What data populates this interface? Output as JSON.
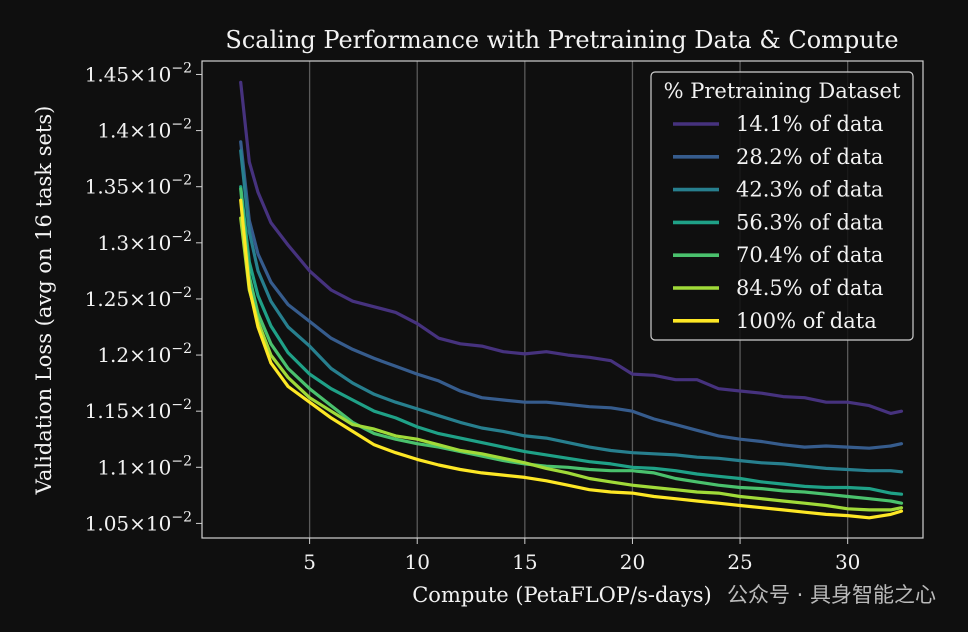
{
  "chart_data": {
    "type": "line",
    "title": "Scaling Performance with Pretraining Data & Compute",
    "xlabel": "Compute (PetaFLOP/s-days)",
    "ylabel": "Validation Loss (avg on 16 task sets)",
    "xlim": [
      0,
      33.5
    ],
    "ylim": [
      0.01037,
      0.01462
    ],
    "x_ticks": [
      5,
      10,
      15,
      20,
      25,
      30
    ],
    "y_ticks": [
      {
        "value": 0.0105,
        "mantissa": "1.05"
      },
      {
        "value": 0.011,
        "mantissa": "1.1"
      },
      {
        "value": 0.0115,
        "mantissa": "1.15"
      },
      {
        "value": 0.012,
        "mantissa": "1.2"
      },
      {
        "value": 0.0125,
        "mantissa": "1.25"
      },
      {
        "value": 0.013,
        "mantissa": "1.3"
      },
      {
        "value": 0.0135,
        "mantissa": "1.35"
      },
      {
        "value": 0.014,
        "mantissa": "1.4"
      },
      {
        "value": 0.0145,
        "mantissa": "1.45"
      }
    ],
    "y_tick_suffix": "×10",
    "y_tick_exponent": "−2",
    "grid": "vertical",
    "legend_title": "% Pretraining Dataset",
    "legend_position": "top-right",
    "series": [
      {
        "name": "14.1% of data",
        "color": "#46327e",
        "x": [
          1.8,
          2.2,
          2.6,
          3.2,
          4,
          5,
          6,
          7,
          8,
          9,
          10,
          11,
          12,
          13,
          14,
          15,
          16,
          17,
          18,
          19,
          20,
          21,
          22,
          23,
          24,
          25,
          26,
          27,
          28,
          29,
          30,
          31,
          32,
          32.5
        ],
        "y": [
          0.01443,
          0.01372,
          0.01345,
          0.01318,
          0.01298,
          0.01275,
          0.01258,
          0.01248,
          0.01243,
          0.01238,
          0.01228,
          0.01215,
          0.0121,
          0.01208,
          0.01203,
          0.01201,
          0.01203,
          0.012,
          0.01198,
          0.01195,
          0.01183,
          0.01182,
          0.01178,
          0.01178,
          0.0117,
          0.01168,
          0.01166,
          0.01163,
          0.01162,
          0.01158,
          0.01158,
          0.01155,
          0.01148,
          0.0115
        ]
      },
      {
        "name": "28.2% of data",
        "color": "#365c8d",
        "x": [
          1.8,
          2.2,
          2.6,
          3.2,
          4,
          5,
          6,
          7,
          8,
          9,
          10,
          11,
          12,
          13,
          14,
          15,
          16,
          17,
          18,
          19,
          20,
          21,
          22,
          23,
          24,
          25,
          26,
          27,
          28,
          29,
          30,
          31,
          32,
          32.5
        ],
        "y": [
          0.0139,
          0.0132,
          0.0129,
          0.01265,
          0.01245,
          0.0123,
          0.01215,
          0.01205,
          0.01197,
          0.0119,
          0.01183,
          0.01177,
          0.01168,
          0.01162,
          0.0116,
          0.01158,
          0.01158,
          0.01156,
          0.01154,
          0.01153,
          0.0115,
          0.01143,
          0.01138,
          0.01133,
          0.01128,
          0.01125,
          0.01123,
          0.0112,
          0.01118,
          0.01119,
          0.01118,
          0.01117,
          0.01119,
          0.01121
        ]
      },
      {
        "name": "42.3% of data",
        "color": "#277f8e",
        "x": [
          1.8,
          2.2,
          2.6,
          3.2,
          4,
          5,
          6,
          7,
          8,
          9,
          10,
          11,
          12,
          13,
          14,
          15,
          16,
          17,
          18,
          19,
          20,
          21,
          22,
          23,
          24,
          25,
          26,
          27,
          28,
          29,
          30,
          31,
          32,
          32.5
        ],
        "y": [
          0.01382,
          0.0131,
          0.01275,
          0.01248,
          0.01225,
          0.01208,
          0.01188,
          0.01175,
          0.01165,
          0.01158,
          0.01152,
          0.01146,
          0.0114,
          0.01135,
          0.01132,
          0.01128,
          0.01126,
          0.01122,
          0.01118,
          0.01115,
          0.01113,
          0.01112,
          0.01111,
          0.01109,
          0.01108,
          0.01106,
          0.01104,
          0.01103,
          0.01101,
          0.01099,
          0.01098,
          0.01097,
          0.01097,
          0.01096
        ]
      },
      {
        "name": "56.3% of data",
        "color": "#1fa187",
        "x": [
          1.8,
          2.2,
          2.6,
          3.2,
          4,
          5,
          6,
          7,
          8,
          9,
          10,
          11,
          12,
          13,
          14,
          15,
          16,
          17,
          18,
          19,
          20,
          21,
          22,
          23,
          24,
          25,
          26,
          27,
          28,
          29,
          30,
          31,
          32,
          32.5
        ],
        "y": [
          0.0135,
          0.01283,
          0.01253,
          0.01226,
          0.01202,
          0.01183,
          0.0117,
          0.0116,
          0.0115,
          0.01144,
          0.01136,
          0.0113,
          0.01126,
          0.01122,
          0.01118,
          0.01114,
          0.01111,
          0.01108,
          0.01105,
          0.01103,
          0.011,
          0.01099,
          0.01097,
          0.01094,
          0.01092,
          0.0109,
          0.01087,
          0.01085,
          0.01083,
          0.01082,
          0.01082,
          0.01081,
          0.01077,
          0.01076
        ]
      },
      {
        "name": "70.4% of data",
        "color": "#4ac16d",
        "x": [
          1.8,
          2.2,
          2.6,
          3.2,
          4,
          5,
          6,
          7,
          8,
          9,
          10,
          11,
          12,
          13,
          14,
          15,
          16,
          17,
          18,
          19,
          20,
          21,
          22,
          23,
          24,
          25,
          26,
          27,
          28,
          29,
          30,
          31,
          32,
          32.5
        ],
        "y": [
          0.01348,
          0.0127,
          0.01237,
          0.0121,
          0.01188,
          0.0117,
          0.01155,
          0.0114,
          0.0113,
          0.01125,
          0.01121,
          0.01118,
          0.01114,
          0.0111,
          0.01106,
          0.01103,
          0.01101,
          0.011,
          0.01098,
          0.01097,
          0.01097,
          0.01095,
          0.0109,
          0.01087,
          0.01084,
          0.01082,
          0.01081,
          0.01079,
          0.01078,
          0.01076,
          0.01074,
          0.01072,
          0.0107,
          0.01068
        ]
      },
      {
        "name": "84.5% of data",
        "color": "#a0da39",
        "x": [
          1.8,
          2.2,
          2.6,
          3.2,
          4,
          5,
          6,
          7,
          8,
          9,
          10,
          11,
          12,
          13,
          14,
          15,
          16,
          17,
          18,
          19,
          20,
          21,
          22,
          23,
          24,
          25,
          26,
          27,
          28,
          29,
          30,
          31,
          32,
          32.5
        ],
        "y": [
          0.01322,
          0.01258,
          0.0123,
          0.012,
          0.0118,
          0.01162,
          0.0115,
          0.01138,
          0.01134,
          0.01128,
          0.01125,
          0.0112,
          0.01115,
          0.01112,
          0.01108,
          0.01104,
          0.01099,
          0.01095,
          0.0109,
          0.01087,
          0.01084,
          0.01082,
          0.0108,
          0.01078,
          0.01077,
          0.01074,
          0.01072,
          0.0107,
          0.01068,
          0.01066,
          0.01063,
          0.01062,
          0.01062,
          0.01064
        ]
      },
      {
        "name": "100% of data",
        "color": "#fde725",
        "x": [
          1.8,
          2.2,
          2.6,
          3.2,
          4,
          5,
          6,
          7,
          8,
          9,
          10,
          11,
          12,
          13,
          14,
          15,
          16,
          17,
          18,
          19,
          20,
          21,
          22,
          23,
          24,
          25,
          26,
          27,
          28,
          29,
          30,
          31,
          32,
          32.5
        ],
        "y": [
          0.01338,
          0.0126,
          0.01225,
          0.01193,
          0.01172,
          0.01158,
          0.01144,
          0.01132,
          0.0112,
          0.01113,
          0.01107,
          0.01102,
          0.01098,
          0.01095,
          0.01093,
          0.01091,
          0.01088,
          0.01084,
          0.0108,
          0.01078,
          0.01077,
          0.01074,
          0.01072,
          0.0107,
          0.01068,
          0.01066,
          0.01064,
          0.01062,
          0.0106,
          0.01058,
          0.01057,
          0.01055,
          0.01058,
          0.01061
        ]
      }
    ]
  },
  "watermark": "公众号 · 具身智能之心"
}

###

Task statement: How many lines in the records hold the string "Compute"? Reply with the number alone.

Correct result: 2